_Records supplied:_
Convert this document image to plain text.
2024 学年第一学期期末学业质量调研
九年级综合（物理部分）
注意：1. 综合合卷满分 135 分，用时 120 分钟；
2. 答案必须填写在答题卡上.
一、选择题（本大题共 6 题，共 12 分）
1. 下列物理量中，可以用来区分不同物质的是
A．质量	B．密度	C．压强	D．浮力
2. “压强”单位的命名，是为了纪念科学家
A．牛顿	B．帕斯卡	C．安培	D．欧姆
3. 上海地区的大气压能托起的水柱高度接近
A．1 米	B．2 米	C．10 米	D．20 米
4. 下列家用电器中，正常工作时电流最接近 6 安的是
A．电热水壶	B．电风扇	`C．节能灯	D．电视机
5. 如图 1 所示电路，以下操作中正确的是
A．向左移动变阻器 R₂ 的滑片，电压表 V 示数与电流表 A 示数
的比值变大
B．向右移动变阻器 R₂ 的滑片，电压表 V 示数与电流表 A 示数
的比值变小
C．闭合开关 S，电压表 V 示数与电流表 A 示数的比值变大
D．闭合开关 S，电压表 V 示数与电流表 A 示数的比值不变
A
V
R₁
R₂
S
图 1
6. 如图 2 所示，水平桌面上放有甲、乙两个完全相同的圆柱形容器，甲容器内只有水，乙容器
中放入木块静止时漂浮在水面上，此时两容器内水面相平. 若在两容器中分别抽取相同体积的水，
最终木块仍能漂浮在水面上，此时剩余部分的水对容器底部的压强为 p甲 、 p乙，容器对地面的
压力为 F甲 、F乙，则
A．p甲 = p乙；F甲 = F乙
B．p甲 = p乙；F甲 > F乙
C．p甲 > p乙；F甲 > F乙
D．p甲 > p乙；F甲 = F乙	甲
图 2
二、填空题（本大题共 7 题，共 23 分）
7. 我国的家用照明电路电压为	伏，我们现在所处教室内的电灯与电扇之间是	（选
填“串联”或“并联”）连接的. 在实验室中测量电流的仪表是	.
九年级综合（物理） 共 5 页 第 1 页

_Set problem:_ All of the lines above need to be given again exactly.

_Solution:_
Convert this document image to plain text.
2024 学年第一学期期末学业质量调研
九年级综合（物理部分）
注意：1. 综合合卷满分 135 分，用时 120 分钟；
2. 答案必须填写在答题卡上.
一、选择题（本大题共 6 题，共 12 分）
1. 下列物理量中，可以用来区分不同物质的是
A．质量	B．密度	C．压强	D．浮力
2. “压强”单位的命名，是为了纪念科学家
A．牛顿	B．帕斯卡	C．安培	D．欧姆
3. 上海地区的大气压能托起的水柱高度接近
A．1 米	B．2 米	C．10 米	D．20 米
4. 下列家用电器中，正常工作时电流最接近 6 安的是
A．电热水壶	B．电风扇	`C．节能灯	D．电视机
5. 如图 1 所示电路，以下操作中正确的是
A．向左移动变阻器 R₂ 的滑片，电压表 V 示数与电流表 A 示数
的比值变大
B．向右移动变阻器 R₂ 的滑片，电压表 V 示数与电流表 A 示数
的比值变小
C．闭合开关 S，电压表 V 示数与电流表 A 示数的比值变大
D．闭合开关 S，电压表 V 示数与电流表 A 示数的比值不变
A
V
R₁
R₂
S
图 1
6. 如图 2 所示，水平桌面上放有甲、乙两个完全相同的圆柱形容器，甲容器内只有水，乙容器
中放入木块静止时漂浮在水面上，此时两容器内水面相平. 若在两容器中分别抽取相同体积的水，
最终木块仍能漂浮在水面上，此时剩余部分的水对容器底部的压强为 p甲 、 p乙，容器对地面的
压力为 F甲 、F乙，则
A．p甲 = p乙；F甲 = F乙
B．p甲 = p乙；F甲 > F乙
C．p甲 > p乙；F甲 > F乙
D．p甲 > p乙；F甲 = F乙	甲
图 2
二、填空题（本大题共 7 题，共 23 分）
7. 我国的家用照明电路电压为	伏，我们现在所处教室内的电灯与电扇之间是	（选
填“串联”或“并联”）连接的. 在实验室中测量电流的仪表是	.
九年级综合（物理） 共 5 页 第 1 页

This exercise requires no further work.